WORK INSTRUCTIONS
Below are some records. How many of their lines contain the string "Daily"? Give the number only.

PROVIDED RECORDS
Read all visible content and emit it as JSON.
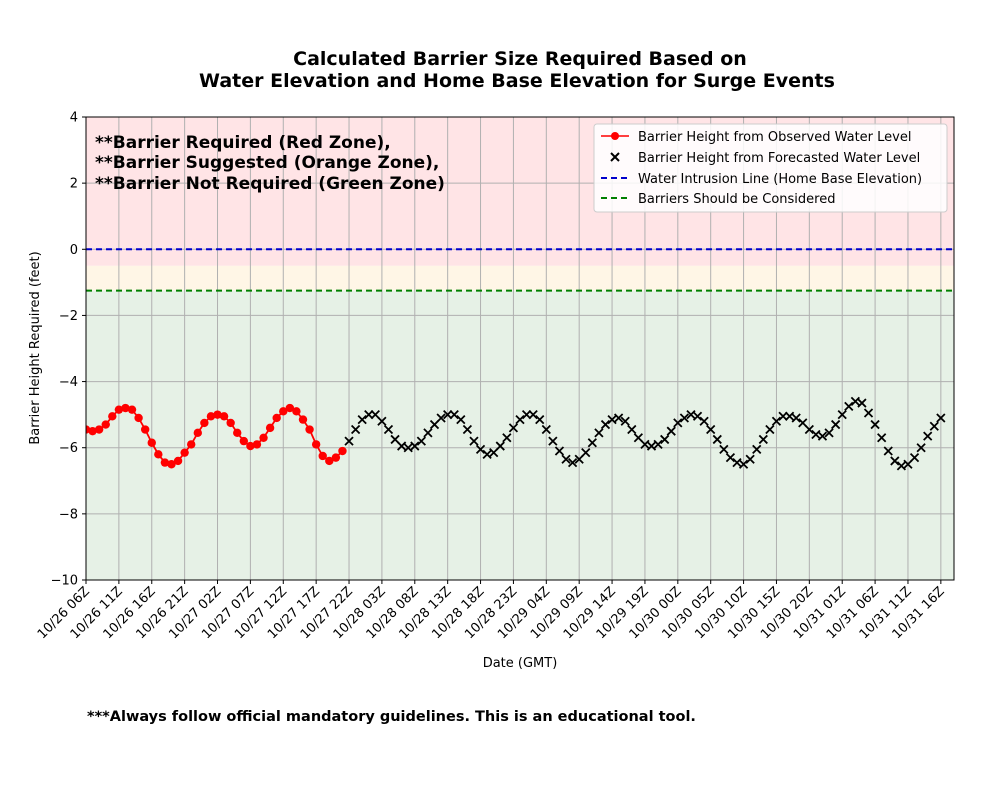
{
  "chart_data": {
    "type": "line",
    "title": [
      "Calculated Barrier Size Required Based on",
      "Water Elevation and Home Base Elevation for Surge Events"
    ],
    "xlabel": "Date (GMT)",
    "ylabel": "Barrier Height Required (feet)",
    "ylim": [
      -10,
      4
    ],
    "yticks": [
      -10,
      -8,
      -6,
      -4,
      -2,
      0,
      2,
      4
    ],
    "x_unit": "hours",
    "xlim": [
      0,
      132
    ],
    "x_tick_hours": [
      0,
      5,
      10,
      15,
      20,
      25,
      30,
      35,
      40,
      45,
      50,
      55,
      60,
      65,
      70,
      75,
      80,
      85,
      90,
      95,
      100,
      105,
      110,
      115,
      120,
      125,
      130
    ],
    "x_tick_labels": [
      "10/26 06Z",
      "10/26 11Z",
      "10/26 16Z",
      "10/26 21Z",
      "10/27 02Z",
      "10/27 07Z",
      "10/27 12Z",
      "10/27 17Z",
      "10/27 22Z",
      "10/28 03Z",
      "10/28 08Z",
      "10/28 13Z",
      "10/28 18Z",
      "10/28 23Z",
      "10/29 04Z",
      "10/29 09Z",
      "10/29 14Z",
      "10/29 19Z",
      "10/30 00Z",
      "10/30 05Z",
      "10/30 10Z",
      "10/30 15Z",
      "10/30 20Z",
      "10/31 01Z",
      "10/31 06Z",
      "10/31 11Z",
      "10/31 16Z"
    ],
    "grid": true,
    "zones": [
      {
        "name": "Barrier Required",
        "color": "#ffe4e6",
        "y0": -0.5,
        "y1": 4
      },
      {
        "name": "Barrier Suggested",
        "color": "#fff6e6",
        "y0": -1.25,
        "y1": -0.5
      },
      {
        "name": "Barrier Not Required",
        "color": "#e6f1e6",
        "y0": -10,
        "y1": -1.25
      }
    ],
    "hlines": [
      {
        "name": "Water Intrusion Line (Home Base Elevation)",
        "y": 0,
        "color": "#0000cc",
        "style": "dashed"
      },
      {
        "name": "Barriers Should be Considered",
        "y": -1.25,
        "color": "#008000",
        "style": "dashed"
      }
    ],
    "series": [
      {
        "name": "Barrier Height from Observed Water Level",
        "color": "#ff0000",
        "marker": "circle",
        "line": true,
        "x_start_hour": -5,
        "x_step_hours": 1,
        "values": [
          -5.3,
          -5.15,
          -5.05,
          -5.15,
          -5.35,
          -5.45,
          -5.5,
          -5.45,
          -5.3,
          -5.05,
          -4.85,
          -4.8,
          -4.85,
          -5.1,
          -5.45,
          -5.85,
          -6.2,
          -6.45,
          -6.5,
          -6.4,
          -6.15,
          -5.9,
          -5.55,
          -5.25,
          -5.05,
          -5.0,
          -5.05,
          -5.25,
          -5.55,
          -5.8,
          -5.95,
          -5.9,
          -5.7,
          -5.4,
          -5.1,
          -4.9,
          -4.8,
          -4.9,
          -5.15,
          -5.45,
          -5.9,
          -6.25,
          -6.4,
          -6.3,
          -6.1
        ]
      },
      {
        "name": "Barrier Height from Forecasted Water Level",
        "color": "#000000",
        "marker": "x",
        "line": false,
        "x_start_hour": 40,
        "x_step_hours": 1,
        "values": [
          -5.8,
          -5.45,
          -5.15,
          -5.0,
          -5.0,
          -5.2,
          -5.45,
          -5.75,
          -5.95,
          -6.0,
          -5.95,
          -5.8,
          -5.55,
          -5.3,
          -5.1,
          -5.0,
          -5.0,
          -5.15,
          -5.45,
          -5.8,
          -6.05,
          -6.2,
          -6.15,
          -5.95,
          -5.7,
          -5.4,
          -5.15,
          -5.0,
          -5.0,
          -5.15,
          -5.45,
          -5.8,
          -6.1,
          -6.35,
          -6.45,
          -6.35,
          -6.15,
          -5.85,
          -5.55,
          -5.3,
          -5.15,
          -5.1,
          -5.2,
          -5.45,
          -5.7,
          -5.9,
          -5.95,
          -5.9,
          -5.75,
          -5.5,
          -5.25,
          -5.1,
          -5.0,
          -5.05,
          -5.2,
          -5.45,
          -5.75,
          -6.05,
          -6.3,
          -6.45,
          -6.5,
          -6.35,
          -6.05,
          -5.75,
          -5.45,
          -5.2,
          -5.05,
          -5.05,
          -5.1,
          -5.25,
          -5.45,
          -5.6,
          -5.65,
          -5.55,
          -5.3,
          -5.0,
          -4.75,
          -4.6,
          -4.65,
          -4.95,
          -5.3,
          -5.7,
          -6.1,
          -6.4,
          -6.55,
          -6.5,
          -6.3,
          -6.0,
          -5.65,
          -5.35,
          -5.1
        ]
      }
    ],
    "legend_position": "top-right",
    "annotations": [
      "**Barrier Required (Red Zone),",
      "**Barrier Suggested (Orange Zone),",
      "**Barrier Not Required (Green Zone)"
    ]
  },
  "footnote": "***Always follow official mandatory guidelines. This is an educational tool."
}
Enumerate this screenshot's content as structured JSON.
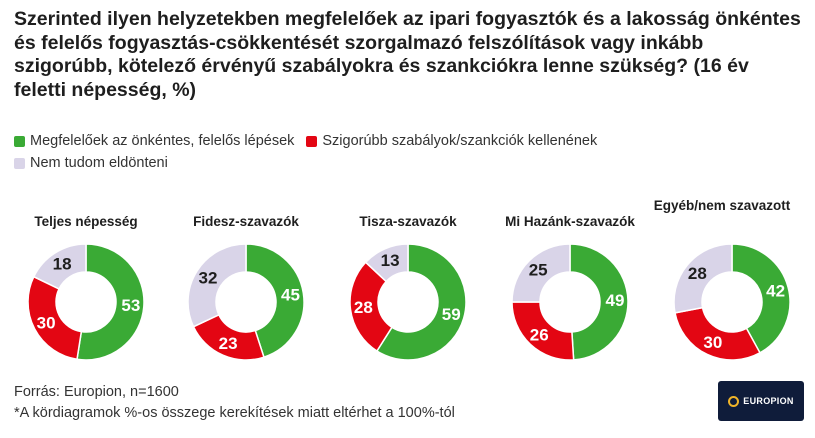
{
  "title": "Szerinted ilyen helyzetekben megfelelőek az ipari fogyasztók és a lakosság önkéntes és felelős fogyasztás-csökkentését szorgalmazó felszólítások vagy inkább szigorúbb, kötelező érvényű szabályokra és szankciókra lenne szükség? (16 év feletti népesség, %)",
  "legend": [
    {
      "label": "Megfelelőek az önkéntes, felelős lépések",
      "color": "#3aaa35"
    },
    {
      "label": "Szigorúbb szabályok/szankciók kellenének",
      "color": "#e30613"
    },
    {
      "label": "Nem tudom eldönteni",
      "color": "#d9d4e8"
    }
  ],
  "chart_data": [
    {
      "type": "pie",
      "title": "Teljes népesség",
      "series": [
        {
          "name": "Megfelelőek az önkéntes, felelős lépések",
          "value": 53
        },
        {
          "name": "Szigorúbb szabályok/szankciók kellenének",
          "value": 30
        },
        {
          "name": "Nem tudom eldönteni",
          "value": 18
        }
      ]
    },
    {
      "type": "pie",
      "title": "Fidesz-szavazók",
      "series": [
        {
          "name": "Megfelelőek az önkéntes, felelős lépések",
          "value": 45
        },
        {
          "name": "Szigorúbb szabályok/szankciók kellenének",
          "value": 23
        },
        {
          "name": "Nem tudom eldönteni",
          "value": 32
        }
      ]
    },
    {
      "type": "pie",
      "title": "Tisza-szavazók",
      "series": [
        {
          "name": "Megfelelőek az önkéntes, felelős lépések",
          "value": 59
        },
        {
          "name": "Szigorúbb szabályok/szankciók kellenének",
          "value": 28
        },
        {
          "name": "Nem tudom eldönteni",
          "value": 13
        }
      ]
    },
    {
      "type": "pie",
      "title": "Mi Hazánk-szavazók",
      "series": [
        {
          "name": "Megfelelőek az önkéntes, felelős lépések",
          "value": 49
        },
        {
          "name": "Szigorúbb szabályok/szankciók kellenének",
          "value": 26
        },
        {
          "name": "Nem tudom eldönteni",
          "value": 25
        }
      ]
    },
    {
      "type": "pie",
      "title": "Egyéb/nem szavazott",
      "series": [
        {
          "name": "Megfelelőek az önkéntes, felelős lépések",
          "value": 42
        },
        {
          "name": "Szigorúbb szabályok/szankciók kellenének",
          "value": 30
        },
        {
          "name": "Nem tudom eldönteni",
          "value": 28
        }
      ]
    }
  ],
  "footer": {
    "source": "Forrás: Europion, n=1600",
    "note": "*A kördiagramok %-os összege kerekítések miatt eltérhet a 100%-tól"
  },
  "logo": {
    "text": "EUROPION"
  }
}
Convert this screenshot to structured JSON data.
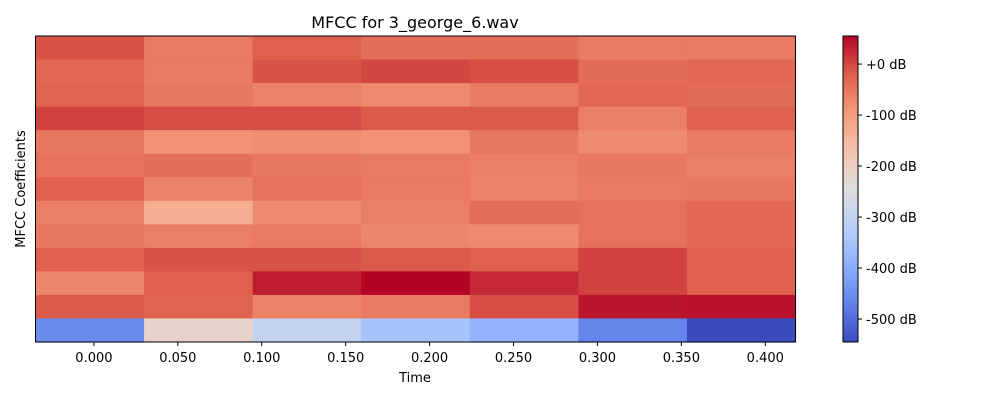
{
  "chart_data": {
    "type": "heatmap",
    "title": "MFCC for 3_george_6.wav",
    "xlabel": "Time",
    "ylabel": "MFCC Coefficients",
    "x_ticks": [
      "0.000",
      "0.050",
      "0.100",
      "0.150",
      "0.200",
      "0.250",
      "0.300",
      "0.350",
      "0.400"
    ],
    "x_tick_values": [
      0.0,
      0.05,
      0.1,
      0.15,
      0.2,
      0.25,
      0.3,
      0.35,
      0.4
    ],
    "x_range": [
      -0.0348,
      0.418
    ],
    "columns": 7,
    "rows": 13,
    "row_order": "top-to-bottom",
    "colormap": "coolwarm",
    "value_range": [
      -545,
      55
    ],
    "colorbar": {
      "ticks": [
        "+0 dB",
        "-100 dB",
        "-200 dB",
        "-300 dB",
        "-400 dB",
        "-500 dB"
      ],
      "tick_values": [
        0,
        -100,
        -200,
        -300,
        -400,
        -500
      ]
    },
    "values": [
      [
        -10,
        -55,
        -20,
        -40,
        -40,
        -55,
        -55
      ],
      [
        -30,
        -55,
        -10,
        0,
        -5,
        -35,
        -30
      ],
      [
        -25,
        -50,
        -65,
        -75,
        -55,
        -30,
        -35
      ],
      [
        5,
        -5,
        -5,
        -15,
        -15,
        -60,
        -20
      ],
      [
        -50,
        -85,
        -80,
        -85,
        -50,
        -75,
        -55
      ],
      [
        -45,
        -40,
        -50,
        -55,
        -60,
        -50,
        -60
      ],
      [
        -20,
        -65,
        -45,
        -55,
        -65,
        -55,
        -50
      ],
      [
        -60,
        -130,
        -75,
        -60,
        -40,
        -45,
        -30
      ],
      [
        -50,
        -60,
        -55,
        -70,
        -75,
        -45,
        -30
      ],
      [
        -20,
        -10,
        -10,
        -15,
        -20,
        5,
        -20
      ],
      [
        -70,
        -20,
        35,
        55,
        25,
        5,
        -20
      ],
      [
        -15,
        -25,
        -65,
        -55,
        -5,
        40,
        45
      ],
      [
        -455,
        -215,
        -300,
        -350,
        -385,
        -465,
        -545
      ]
    ]
  }
}
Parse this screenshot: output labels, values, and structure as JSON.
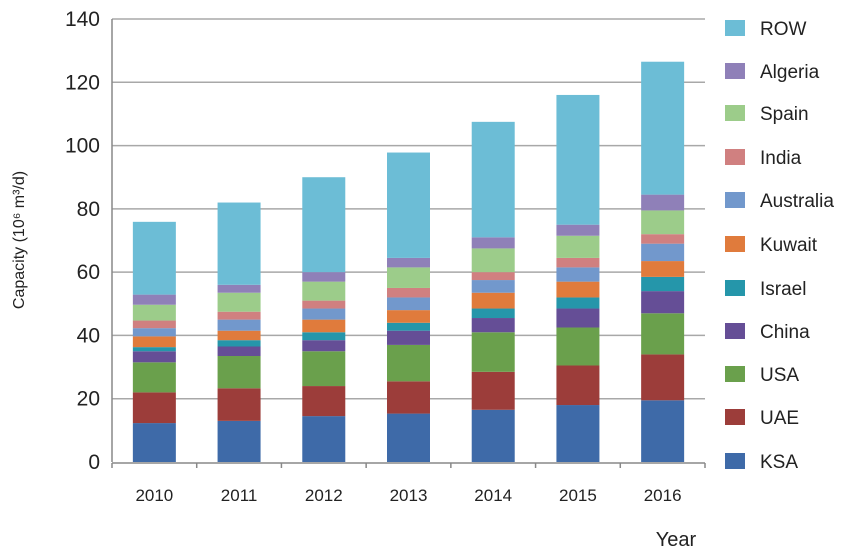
{
  "chart_data": {
    "type": "bar",
    "stacked": true,
    "title": "",
    "xlabel": "Year",
    "ylabel": "Capacity (10⁶ m³/d)",
    "ylim": [
      0,
      140
    ],
    "yticks": [
      0,
      20,
      40,
      60,
      80,
      100,
      120,
      140
    ],
    "grid": true,
    "legend_position": "right",
    "categories": [
      "2010",
      "2011",
      "2012",
      "2013",
      "2014",
      "2015",
      "2016"
    ],
    "series": [
      {
        "name": "KSA",
        "color": "#3e6aa8",
        "values": [
          12.3,
          13,
          14.5,
          15.3,
          16.5,
          18,
          19.5
        ]
      },
      {
        "name": "UAE",
        "color": "#9c3d3a",
        "values": [
          9.7,
          10.3,
          9.5,
          10.2,
          12,
          12.5,
          14.5
        ]
      },
      {
        "name": "USA",
        "color": "#6aa04c",
        "values": [
          9.5,
          10.2,
          11,
          11.5,
          12.5,
          12,
          13
        ]
      },
      {
        "name": "China",
        "color": "#654e96",
        "values": [
          3.5,
          3,
          3.5,
          4.5,
          4.5,
          6,
          7
        ]
      },
      {
        "name": "Israel",
        "color": "#2596aa",
        "values": [
          1.3,
          2,
          2.5,
          2.5,
          3,
          3.5,
          4.5
        ]
      },
      {
        "name": "Kuwait",
        "color": "#e07b3c",
        "values": [
          3.4,
          3,
          4,
          4,
          5,
          5,
          5
        ]
      },
      {
        "name": "Australia",
        "color": "#7298cc",
        "values": [
          2.6,
          3.5,
          3.5,
          4,
          4,
          4.5,
          5.5
        ]
      },
      {
        "name": "India",
        "color": "#d08080",
        "values": [
          2.4,
          2.5,
          2.5,
          3,
          2.5,
          3,
          3
        ]
      },
      {
        "name": "Spain",
        "color": "#9ccc8a",
        "values": [
          5,
          6,
          6,
          6.5,
          7.5,
          7,
          7.5
        ]
      },
      {
        "name": "Algeria",
        "color": "#8f80b8",
        "values": [
          3.2,
          2.5,
          3,
          3,
          3.5,
          3.5,
          5
        ]
      },
      {
        "name": "ROW",
        "color": "#6cbdd6",
        "values": [
          23,
          26,
          30,
          33.3,
          36.5,
          41,
          42
        ]
      }
    ]
  }
}
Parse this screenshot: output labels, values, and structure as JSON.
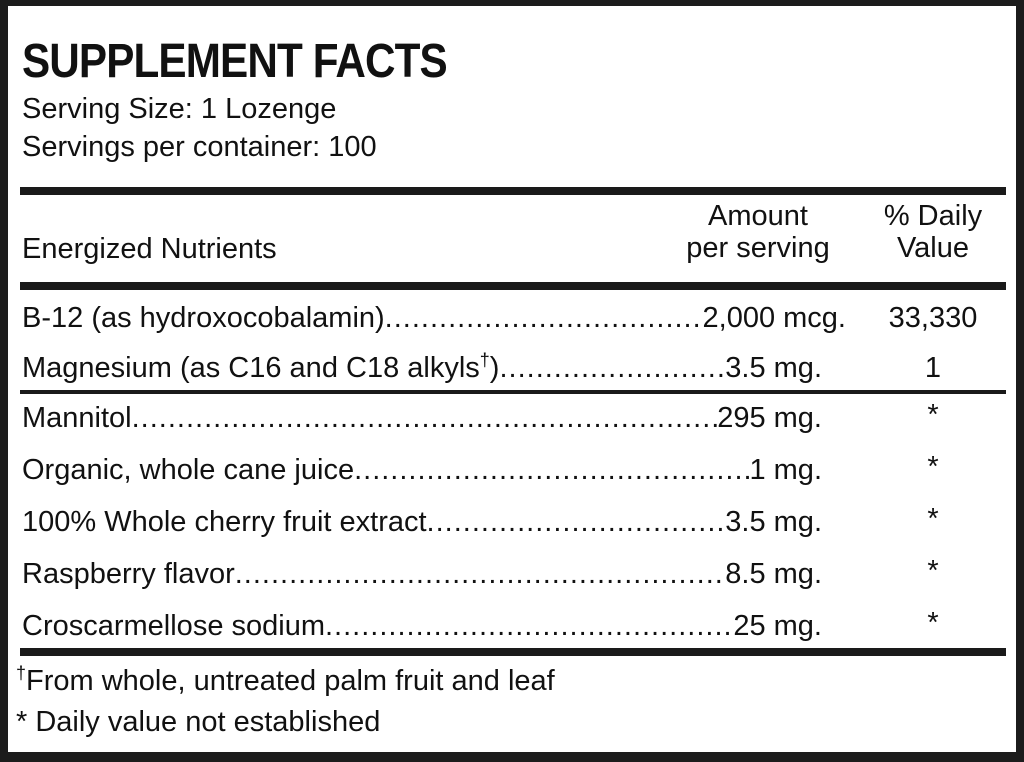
{
  "title": "SUPPLEMENT FACTS",
  "serving_size": "Serving Size: 1 Lozenge",
  "servings_per_container": "Servings per container: 100",
  "header": {
    "nutrients": "Energized Nutrients",
    "amount_line1": "Amount",
    "amount_line2": "per serving",
    "dv_line1": "% Daily",
    "dv_line2": "Value"
  },
  "rows": [
    {
      "name": "B-12 (as hydroxocobalamin) ",
      "amount": "2,000 mcg.",
      "dv": "33,330"
    },
    {
      "name": "Magnesium (as C16 and C18 alkyls",
      "mark": "†",
      "name_end": ") ",
      "amount": "3.5 mg.",
      "dv": "1"
    },
    {
      "name": "Mannitol ",
      "amount": "295 mg.",
      "dv": "*"
    },
    {
      "name": "Organic, whole cane juice",
      "amount": "1 mg.",
      "dv": "*"
    },
    {
      "name": "100% Whole cherry fruit extract",
      "amount": "3.5 mg.",
      "dv": "*"
    },
    {
      "name": "Raspberry flavor ",
      "amount": "8.5 mg.",
      "dv": "*"
    },
    {
      "name": "Croscarmellose sodium",
      "amount": "25 mg.",
      "dv": "*"
    }
  ],
  "footnotes": {
    "dagger_mark": "†",
    "dagger_text": "From whole, untreated palm fruit and leaf",
    "asterisk": "* Daily value not established"
  }
}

RIGHT ANSWER
2